## BEGIN Data in this exercise

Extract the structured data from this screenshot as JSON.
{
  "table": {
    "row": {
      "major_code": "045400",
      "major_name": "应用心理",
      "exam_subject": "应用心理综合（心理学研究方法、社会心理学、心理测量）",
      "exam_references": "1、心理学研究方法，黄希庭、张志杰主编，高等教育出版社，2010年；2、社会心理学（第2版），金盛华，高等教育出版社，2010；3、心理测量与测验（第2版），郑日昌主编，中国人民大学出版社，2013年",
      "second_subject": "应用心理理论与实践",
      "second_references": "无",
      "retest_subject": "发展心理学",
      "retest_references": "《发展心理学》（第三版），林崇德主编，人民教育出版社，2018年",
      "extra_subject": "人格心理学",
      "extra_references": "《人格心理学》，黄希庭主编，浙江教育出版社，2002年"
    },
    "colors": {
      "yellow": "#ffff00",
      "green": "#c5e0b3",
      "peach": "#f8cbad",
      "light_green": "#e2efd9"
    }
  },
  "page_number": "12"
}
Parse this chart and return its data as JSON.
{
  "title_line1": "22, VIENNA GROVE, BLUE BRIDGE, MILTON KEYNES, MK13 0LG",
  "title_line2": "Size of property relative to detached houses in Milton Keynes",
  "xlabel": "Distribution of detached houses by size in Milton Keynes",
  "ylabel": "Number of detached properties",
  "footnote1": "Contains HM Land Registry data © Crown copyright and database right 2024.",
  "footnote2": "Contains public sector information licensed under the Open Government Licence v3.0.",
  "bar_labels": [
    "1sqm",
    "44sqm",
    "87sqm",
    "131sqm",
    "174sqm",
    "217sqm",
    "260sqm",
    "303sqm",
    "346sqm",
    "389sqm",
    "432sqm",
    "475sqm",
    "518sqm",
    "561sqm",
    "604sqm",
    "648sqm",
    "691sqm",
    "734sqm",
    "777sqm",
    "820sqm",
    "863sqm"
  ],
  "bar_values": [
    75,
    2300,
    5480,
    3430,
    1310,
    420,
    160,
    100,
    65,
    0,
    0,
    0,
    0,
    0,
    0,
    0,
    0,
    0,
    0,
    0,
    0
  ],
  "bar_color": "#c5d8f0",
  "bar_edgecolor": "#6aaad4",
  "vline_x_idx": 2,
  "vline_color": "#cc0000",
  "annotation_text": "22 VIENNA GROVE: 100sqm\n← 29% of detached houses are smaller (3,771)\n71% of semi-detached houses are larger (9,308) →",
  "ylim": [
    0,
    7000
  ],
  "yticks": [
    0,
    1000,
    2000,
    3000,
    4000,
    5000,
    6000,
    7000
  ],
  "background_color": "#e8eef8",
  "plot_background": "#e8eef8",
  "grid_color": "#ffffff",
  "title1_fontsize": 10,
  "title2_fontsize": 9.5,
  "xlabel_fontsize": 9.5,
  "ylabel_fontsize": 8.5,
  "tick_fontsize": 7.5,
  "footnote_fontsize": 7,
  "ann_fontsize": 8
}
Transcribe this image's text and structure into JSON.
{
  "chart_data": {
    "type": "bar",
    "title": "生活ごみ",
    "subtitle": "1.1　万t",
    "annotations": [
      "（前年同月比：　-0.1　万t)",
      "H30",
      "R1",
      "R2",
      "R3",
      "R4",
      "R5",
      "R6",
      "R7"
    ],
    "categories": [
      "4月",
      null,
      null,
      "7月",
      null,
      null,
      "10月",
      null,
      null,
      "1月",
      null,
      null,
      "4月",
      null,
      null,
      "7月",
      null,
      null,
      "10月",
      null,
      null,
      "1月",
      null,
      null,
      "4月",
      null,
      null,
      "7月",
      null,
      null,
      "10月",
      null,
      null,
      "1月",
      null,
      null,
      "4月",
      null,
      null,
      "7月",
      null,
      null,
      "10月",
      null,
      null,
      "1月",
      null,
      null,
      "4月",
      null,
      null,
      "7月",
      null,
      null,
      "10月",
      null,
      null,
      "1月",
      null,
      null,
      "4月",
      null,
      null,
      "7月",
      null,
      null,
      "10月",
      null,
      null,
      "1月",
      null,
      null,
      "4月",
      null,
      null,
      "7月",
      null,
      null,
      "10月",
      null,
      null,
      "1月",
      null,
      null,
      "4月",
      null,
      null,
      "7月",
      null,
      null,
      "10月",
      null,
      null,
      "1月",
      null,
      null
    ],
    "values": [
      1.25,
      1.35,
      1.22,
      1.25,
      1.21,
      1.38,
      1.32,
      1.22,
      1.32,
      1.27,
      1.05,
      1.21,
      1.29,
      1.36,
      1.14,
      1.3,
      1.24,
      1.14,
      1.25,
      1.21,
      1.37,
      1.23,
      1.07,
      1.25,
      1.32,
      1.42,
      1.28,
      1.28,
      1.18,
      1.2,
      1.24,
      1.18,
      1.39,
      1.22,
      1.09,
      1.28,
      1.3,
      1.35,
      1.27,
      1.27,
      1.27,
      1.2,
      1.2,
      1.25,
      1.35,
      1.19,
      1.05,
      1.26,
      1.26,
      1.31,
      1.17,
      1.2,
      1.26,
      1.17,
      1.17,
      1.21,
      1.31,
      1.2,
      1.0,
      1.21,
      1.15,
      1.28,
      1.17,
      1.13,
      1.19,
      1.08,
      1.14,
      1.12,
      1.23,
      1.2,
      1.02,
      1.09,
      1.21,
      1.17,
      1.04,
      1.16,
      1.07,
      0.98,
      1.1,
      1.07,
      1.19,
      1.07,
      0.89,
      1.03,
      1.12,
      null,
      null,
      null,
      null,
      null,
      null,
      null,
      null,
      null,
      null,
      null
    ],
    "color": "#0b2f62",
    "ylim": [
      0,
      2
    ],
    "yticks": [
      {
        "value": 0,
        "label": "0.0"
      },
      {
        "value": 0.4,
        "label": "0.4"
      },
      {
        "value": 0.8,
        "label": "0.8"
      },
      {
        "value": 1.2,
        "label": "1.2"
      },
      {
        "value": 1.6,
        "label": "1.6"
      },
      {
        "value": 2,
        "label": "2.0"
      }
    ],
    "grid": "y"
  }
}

## END Data in this exercise

* What is required *
Exactly reproduce all of the entries.

* Result *
Extract the structured data from this screenshot as JSON.
{
  "table": {
    "row": {
      "major_code": "045400",
      "major_name": "应用心理",
      "exam_subject": "应用心理综合（心理学研究方法、社会心理学、心理测量）",
      "exam_references": "1、心理学研究方法，黄希庭、张志杰主编，高等教育出版社，2010年；2、社会心理学（第2版），金盛华，高等教育出版社，2010；3、心理测量与测验（第2版），郑日昌主编，中国人民大学出版社，2013年",
      "second_subject": "应用心理理论与实践",
      "second_references": "无",
      "retest_subject": "发展心理学",
      "retest_references": "《发展心理学》（第三版），林崇德主编，人民教育出版社，2018年",
      "extra_subject": "人格心理学",
      "extra_references": "《人格心理学》，黄希庭主编，浙江教育出版社，2002年"
    },
    "colors": {
      "yellow": "#ffff00",
      "green": "#c5e0b3",
      "peach": "#f8cbad",
      "light_green": "#e2efd9"
    }
  },
  "page_number": "12"
}
Parse this chart and return its data as JSON.
{
  "title_line1": "22, VIENNA GROVE, BLUE BRIDGE, MILTON KEYNES, MK13 0LG",
  "title_line2": "Size of property relative to detached houses in Milton Keynes",
  "xlabel": "Distribution of detached houses by size in Milton Keynes",
  "ylabel": "Number of detached properties",
  "footnote1": "Contains HM Land Registry data © Crown copyright and database right 2024.",
  "footnote2": "Contains public sector information licensed under the Open Government Licence v3.0.",
  "bar_labels": [
    "1sqm",
    "44sqm",
    "87sqm",
    "131sqm",
    "174sqm",
    "217sqm",
    "260sqm",
    "303sqm",
    "346sqm",
    "389sqm",
    "432sqm",
    "475sqm",
    "518sqm",
    "561sqm",
    "604sqm",
    "648sqm",
    "691sqm",
    "734sqm",
    "777sqm",
    "820sqm",
    "863sqm"
  ],
  "bar_values": [
    75,
    2300,
    5480,
    3430,
    1310,
    420,
    160,
    100,
    65,
    0,
    0,
    0,
    0,
    0,
    0,
    0,
    0,
    0,
    0,
    0,
    0
  ],
  "bar_color": "#c5d8f0",
  "bar_edgecolor": "#6aaad4",
  "vline_x_idx": 2,
  "vline_color": "#cc0000",
  "annotation_text": "22 VIENNA GROVE: 100sqm\n← 29% of detached houses are smaller (3,771)\n71% of semi-detached houses are larger (9,308) →",
  "ylim": [
    0,
    7000
  ],
  "yticks": [
    0,
    1000,
    2000,
    3000,
    4000,
    5000,
    6000,
    7000
  ],
  "background_color": "#e8eef8",
  "plot_background": "#e8eef8",
  "grid_color": "#ffffff",
  "title1_fontsize": 10,
  "title2_fontsize": 9.5,
  "xlabel_fontsize": 9.5,
  "ylabel_fontsize": 8.5,
  "tick_fontsize": 7.5,
  "footnote_fontsize": 7,
  "ann_fontsize": 8
}
Transcribe this image's text and structure into JSON.
{
  "chart_data": {
    "type": "bar",
    "title": "生活ごみ",
    "subtitle": "1.1　万t",
    "annotations": [
      "（前年同月比：　-0.1　万t)",
      "H30",
      "R1",
      "R2",
      "R3",
      "R4",
      "R5",
      "R6",
      "R7"
    ],
    "categories": [
      "4月",
      null,
      null,
      "7月",
      null,
      null,
      "10月",
      null,
      null,
      "1月",
      null,
      null,
      "4月",
      null,
      null,
      "7月",
      null,
      null,
      "10月",
      null,
      null,
      "1月",
      null,
      null,
      "4月",
      null,
      null,
      "7月",
      null,
      null,
      "10月",
      null,
      null,
      "1月",
      null,
      null,
      "4月",
      null,
      null,
      "7月",
      null,
      null,
      "10月",
      null,
      null,
      "1月",
      null,
      null,
      "4月",
      null,
      null,
      "7月",
      null,
      null,
      "10月",
      null,
      null,
      "1月",
      null,
      null,
      "4月",
      null,
      null,
      "7月",
      null,
      null,
      "10月",
      null,
      null,
      "1月",
      null,
      null,
      "4月",
      null,
      null,
      "7月",
      null,
      null,
      "10月",
      null,
      null,
      "1月",
      null,
      null,
      "4月",
      null,
      null,
      "7月",
      null,
      null,
      "10月",
      null,
      null,
      "1月",
      null,
      null
    ],
    "values": [
      1.25,
      1.35,
      1.22,
      1.25,
      1.21,
      1.38,
      1.32,
      1.22,
      1.32,
      1.27,
      1.05,
      1.21,
      1.29,
      1.36,
      1.14,
      1.3,
      1.24,
      1.14,
      1.25,
      1.21,
      1.37,
      1.23,
      1.07,
      1.25,
      1.32,
      1.42,
      1.28,
      1.28,
      1.18,
      1.2,
      1.24,
      1.18,
      1.39,
      1.22,
      1.09,
      1.28,
      1.3,
      1.35,
      1.27,
      1.27,
      1.27,
      1.2,
      1.2,
      1.25,
      1.35,
      1.19,
      1.05,
      1.26,
      1.26,
      1.31,
      1.17,
      1.2,
      1.26,
      1.17,
      1.17,
      1.21,
      1.31,
      1.2,
      1.0,
      1.21,
      1.15,
      1.28,
      1.17,
      1.13,
      1.19,
      1.08,
      1.14,
      1.12,
      1.23,
      1.2,
      1.02,
      1.09,
      1.21,
      1.17,
      1.04,
      1.16,
      1.07,
      0.98,
      1.1,
      1.07,
      1.19,
      1.07,
      0.89,
      1.03,
      1.12,
      null,
      null,
      null,
      null,
      null,
      null,
      null,
      null,
      null,
      null,
      null
    ],
    "color": "#0b2f62",
    "ylim": [
      0,
      2
    ],
    "yticks": [
      {
        "value": 0,
        "label": "0.0"
      },
      {
        "value": 0.4,
        "label": "0.4"
      },
      {
        "value": 0.8,
        "label": "0.8"
      },
      {
        "value": 1.2,
        "label": "1.2"
      },
      {
        "value": 1.6,
        "label": "1.6"
      },
      {
        "value": 2,
        "label": "2.0"
      }
    ],
    "grid": "y"
  }
}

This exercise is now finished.